Task directions ▸ Every record must be repeated exactly; omit any pictures they contain.

Items listed in a dataset
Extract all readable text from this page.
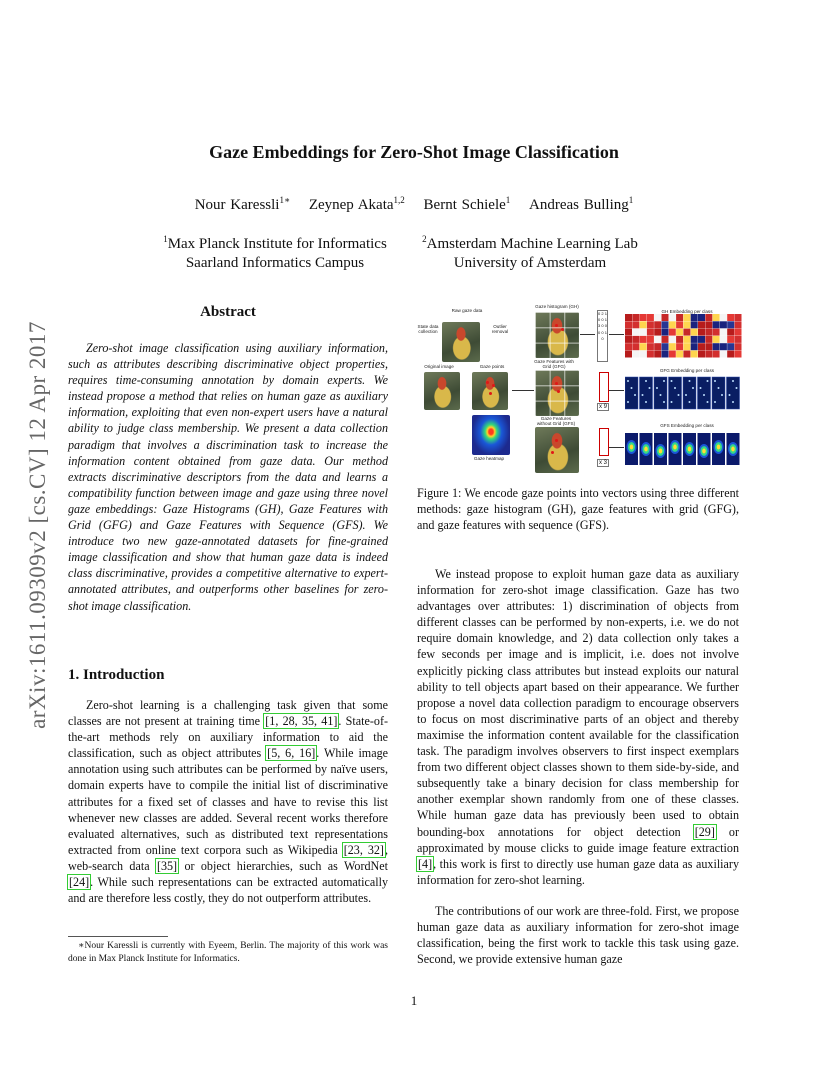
arXiv:1611.09309v2 [cs.CV] 12 Apr 2017
Gaze Embeddings for Zero-Shot Image Classification
Nour Karessli$^{1∗}$ Zeynep Akata$^{1,2}$ Bernt Schiele$^1$ Andreas Bulling$^1$
$^1$Max Planck Institute for Informatics
Saarland Informatics Campus
$^2$Amsterdam Machine Learning Lab
University of Amsterdam
Abstract
Zero-shot image classification using auxiliary information, such as attributes describing discriminative object properties, requires time-consuming annotation by domain experts. We instead propose a method that relies on human gaze as auxiliary information, exploiting that even non-expert users have a natural ability to judge class membership. We present a data collection paradigm that involves a discrimination task to increase the information content obtained from gaze data. Our method extracts discriminative descriptors from the data and learns a compatibility function between image and gaze using three novel gaze embeddings: Gaze Histograms (GH), Gaze Features with Grid (GFG) and Gaze Features with Sequence (GFS). We introduce two new gaze-annotated datasets for fine-grained image classification and show that human gaze data is indeed class discriminative, provides a competitive alternative to expert-annotated attributes, and outperforms other baselines for zero-shot image classification.
1. Introduction
Zero-shot learning is a challenging task given that some classes are not present at training time [1, 28, 35, 41]. State-of-the-art methods rely on auxiliary information to aid the classification, such as object attributes [5, 6, 16]. While image annotation using such attributes can be performed by naïve users, domain experts have to compile the initial list of discriminative attributes for a fixed set of classes and have to revise this list whenever new classes are added. Several recent works therefore evaluated alternatives, such as distributed text representations extracted from online text corpora such as Wikipedia [23, 32], web-search data [35] or object hierarchies, such as WordNet [24]. While such representations can be extracted automatically and are therefore less costly, they do not outperform attributes.
∗Nour Karessli is currently with Eyeem, Berlin. The majority of this work was done in Max Planck Institute for Informatics.
Raw gaze data
State data collection
Outlier removal
Original image	Gaze points
Gaze heatmap
Gaze histogram (GH)
0 2 1 0 0 13 0 0 0 0 1 0
Gaze Features with Grid (GFG)
x 9
Gaze Features without Grid (GFS)
x 3
GH Embedding per class
GFG Embedding per class
GFS Embedding per class
Figure 1: We encode gaze points into vectors using three different methods: gaze histogram (GH), gaze features with grid (GFG), and gaze features with sequence (GFS).
We instead propose to exploit human gaze data as auxiliary information for zero-shot image classification. Gaze has two advantages over attributes: 1) discrimination of objects from different classes can be performed by non-experts, i.e. we do not require domain knowledge, and 2) data collection only takes a few seconds per image and is implicit, i.e. does not involve explicitly picking class attributes but instead exploits our natural ability to tell objects apart based on their appearance. We further propose a novel data collection paradigm to encourage observers to focus on most discriminative parts of an object and thereby maximise the information content available for the classification task. The paradigm involves observers to first inspect exemplars from two different object classes shown to them side-by-side, and subsequently take a binary decision for class membership for another exemplar shown randomly from one of these classes. While human gaze data has previously been used to obtain bounding-box annotations for object detection [29] or approximated by mouse clicks to guide image feature extraction [4], this work is first to directly use human gaze data as auxiliary information for zero-shot learning.
The contributions of our work are three-fold. First, we propose human gaze data as auxiliary information for zero-shot image classification, being the first work to tackle this task using gaze. Second, we provide extensive human gaze
1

Final answer ▸
Extract all readable text from this page.
arXiv:1611.09309v2 [cs.CV] 12 Apr 2017
Gaze Embeddings for Zero-Shot Image Classification
Nour Karessli$^{1∗}$ Zeynep Akata$^{1,2}$ Bernt Schiele$^1$ Andreas Bulling$^1$
$^1$Max Planck Institute for Informatics
Saarland Informatics Campus
$^2$Amsterdam Machine Learning Lab
University of Amsterdam
Abstract
Zero-shot image classification using auxiliary information, such as attributes describing discriminative object properties, requires time-consuming annotation by domain experts. We instead propose a method that relies on human gaze as auxiliary information, exploiting that even non-expert users have a natural ability to judge class membership. We present a data collection paradigm that involves a discrimination task to increase the information content obtained from gaze data. Our method extracts discriminative descriptors from the data and learns a compatibility function between image and gaze using three novel gaze embeddings: Gaze Histograms (GH), Gaze Features with Grid (GFG) and Gaze Features with Sequence (GFS). We introduce two new gaze-annotated datasets for fine-grained image classification and show that human gaze data is indeed class discriminative, provides a competitive alternative to expert-annotated attributes, and outperforms other baselines for zero-shot image classification.
1. Introduction
Zero-shot learning is a challenging task given that some classes are not present at training time [1, 28, 35, 41]. State-of-the-art methods rely on auxiliary information to aid the classification, such as object attributes [5, 6, 16]. While image annotation using such attributes can be performed by naïve users, domain experts have to compile the initial list of discriminative attributes for a fixed set of classes and have to revise this list whenever new classes are added. Several recent works therefore evaluated alternatives, such as distributed text representations extracted from online text corpora such as Wikipedia [23, 32], web-search data [35] or object hierarchies, such as WordNet [24]. While such representations can be extracted automatically and are therefore less costly, they do not outperform attributes.
∗Nour Karessli is currently with Eyeem, Berlin. The majority of this work was done in Max Planck Institute for Informatics.
Raw gaze data
State data collection
Outlier removal
Original image	Gaze points
Gaze heatmap
Gaze histogram (GH)
0 2 1 0 0 13 0 0 0 0 1 0
Gaze Features with Grid (GFG)
x 9
Gaze Features without Grid (GFS)
x 3
GH Embedding per class
GFG Embedding per class
GFS Embedding per class
Figure 1: We encode gaze points into vectors using three different methods: gaze histogram (GH), gaze features with grid (GFG), and gaze features with sequence (GFS).
We instead propose to exploit human gaze data as auxiliary information for zero-shot image classification. Gaze has two advantages over attributes: 1) discrimination of objects from different classes can be performed by non-experts, i.e. we do not require domain knowledge, and 2) data collection only takes a few seconds per image and is implicit, i.e. does not involve explicitly picking class attributes but instead exploits our natural ability to tell objects apart based on their appearance. We further propose a novel data collection paradigm to encourage observers to focus on most discriminative parts of an object and thereby maximise the information content available for the classification task. The paradigm involves observers to first inspect exemplars from two different object classes shown to them side-by-side, and subsequently take a binary decision for class membership for another exemplar shown randomly from one of these classes. While human gaze data has previously been used to obtain bounding-box annotations for object detection [29] or approximated by mouse clicks to guide image feature extraction [4], this work is first to directly use human gaze data as auxiliary information for zero-shot learning.
The contributions of our work are three-fold. First, we propose human gaze data as auxiliary information for zero-shot image classification, being the first work to tackle this task using gaze. Second, we provide extensive human gaze
1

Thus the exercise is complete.